» **Written request**:
Reproduce every line of these items without any changes.

** START Records to use **

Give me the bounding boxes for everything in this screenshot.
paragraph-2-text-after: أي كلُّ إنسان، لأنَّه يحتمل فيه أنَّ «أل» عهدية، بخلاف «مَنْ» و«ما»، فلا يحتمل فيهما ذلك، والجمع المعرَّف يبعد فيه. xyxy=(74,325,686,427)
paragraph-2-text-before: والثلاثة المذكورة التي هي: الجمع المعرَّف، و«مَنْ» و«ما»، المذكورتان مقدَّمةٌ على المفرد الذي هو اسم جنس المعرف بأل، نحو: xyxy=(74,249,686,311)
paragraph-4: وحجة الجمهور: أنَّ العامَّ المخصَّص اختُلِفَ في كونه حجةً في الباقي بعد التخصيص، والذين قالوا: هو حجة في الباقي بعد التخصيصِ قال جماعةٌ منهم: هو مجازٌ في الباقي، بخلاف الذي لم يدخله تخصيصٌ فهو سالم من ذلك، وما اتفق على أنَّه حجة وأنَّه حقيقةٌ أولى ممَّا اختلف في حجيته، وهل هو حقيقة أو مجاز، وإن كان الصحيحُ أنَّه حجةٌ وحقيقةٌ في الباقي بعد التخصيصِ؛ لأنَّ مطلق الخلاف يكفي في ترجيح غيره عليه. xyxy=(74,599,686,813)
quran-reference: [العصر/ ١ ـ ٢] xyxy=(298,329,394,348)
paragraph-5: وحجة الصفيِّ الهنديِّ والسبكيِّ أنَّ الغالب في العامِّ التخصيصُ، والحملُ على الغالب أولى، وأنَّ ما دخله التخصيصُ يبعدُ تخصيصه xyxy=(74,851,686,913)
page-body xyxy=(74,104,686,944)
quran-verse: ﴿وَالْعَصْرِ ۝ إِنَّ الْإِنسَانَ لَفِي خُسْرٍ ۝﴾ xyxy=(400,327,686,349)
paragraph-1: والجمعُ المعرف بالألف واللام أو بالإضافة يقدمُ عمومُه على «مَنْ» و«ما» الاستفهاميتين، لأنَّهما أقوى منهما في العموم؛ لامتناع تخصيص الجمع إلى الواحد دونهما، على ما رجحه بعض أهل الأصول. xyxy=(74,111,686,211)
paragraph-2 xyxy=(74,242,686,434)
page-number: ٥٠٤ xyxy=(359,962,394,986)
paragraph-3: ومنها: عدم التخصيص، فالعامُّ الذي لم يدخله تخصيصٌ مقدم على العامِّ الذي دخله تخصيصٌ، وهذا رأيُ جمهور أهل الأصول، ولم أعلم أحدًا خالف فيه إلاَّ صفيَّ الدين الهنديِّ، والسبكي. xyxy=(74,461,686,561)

** END Records to use **

» **Exercise answer**:
Give me the bounding boxes for everything in this screenshot.
paragraph-2-text-after: أي كلُّ إنسان، لأنَّه يحتمل فيه أنَّ «أل» عهدية، بخلاف «مَنْ» و«ما»، فلا يحتمل فيهما ذلك، والجمع المعرَّف يبعد فيه. xyxy=(74,325,686,427)
paragraph-2-text-before: والثلاثة المذكورة التي هي: الجمع المعرَّف، و«مَنْ» و«ما»، المذكورتان مقدَّمةٌ على المفرد الذي هو اسم جنس المعرف بأل، نحو: xyxy=(74,249,686,311)
paragraph-4: وحجة الجمهور: أنَّ العامَّ المخصَّص اختُلِفَ في كونه حجةً في الباقي بعد التخصيص، والذين قالوا: هو حجة في الباقي بعد التخصيصِ قال جماعةٌ منهم: هو مجازٌ في الباقي، بخلاف الذي لم يدخله تخصيصٌ فهو سالم من ذلك، وما اتفق على أنَّه حجة وأنَّه حقيقةٌ أولى ممَّا اختلف في حجيته، وهل هو حقيقة أو مجاز، وإن كان الصحيحُ أنَّه حجةٌ وحقيقةٌ في الباقي بعد التخصيصِ؛ لأنَّ مطلق الخلاف يكفي في ترجيح غيره عليه. xyxy=(74,599,686,813)
quran-reference: [العصر/ ١ ـ ٢] xyxy=(298,329,394,348)
paragraph-5: وحجة الصفيِّ الهنديِّ والسبكيِّ أنَّ الغالب في العامِّ التخصيصُ، والحملُ على الغالب أولى، وأنَّ ما دخله التخصيصُ يبعدُ تخصيصه xyxy=(74,851,686,913)
page-body xyxy=(74,104,686,944)
quran-verse: ﴿وَالْعَصْرِ ۝ إِنَّ الْإِنسَانَ لَفِي خُسْرٍ ۝﴾ xyxy=(400,327,686,349)
paragraph-1: والجمعُ المعرف بالألف واللام أو بالإضافة يقدمُ عمومُه على «مَنْ» و«ما» الاستفهاميتين، لأنَّهما أقوى منهما في العموم؛ لامتناع تخصيص الجمع إلى الواحد دونهما، على ما رجحه بعض أهل الأصول. xyxy=(74,111,686,211)
paragraph-2 xyxy=(74,242,686,434)
page-number: ٥٠٤ xyxy=(359,962,394,986)
paragraph-3: ومنها: عدم التخصيص، فالعامُّ الذي لم يدخله تخصيصٌ مقدم على العامِّ الذي دخله تخصيصٌ، وهذا رأيُ جمهور أهل الأصول، ولم أعلم أحدًا خالف فيه إلاَّ صفيَّ الدين الهنديِّ، والسبكي. xyxy=(74,461,686,561)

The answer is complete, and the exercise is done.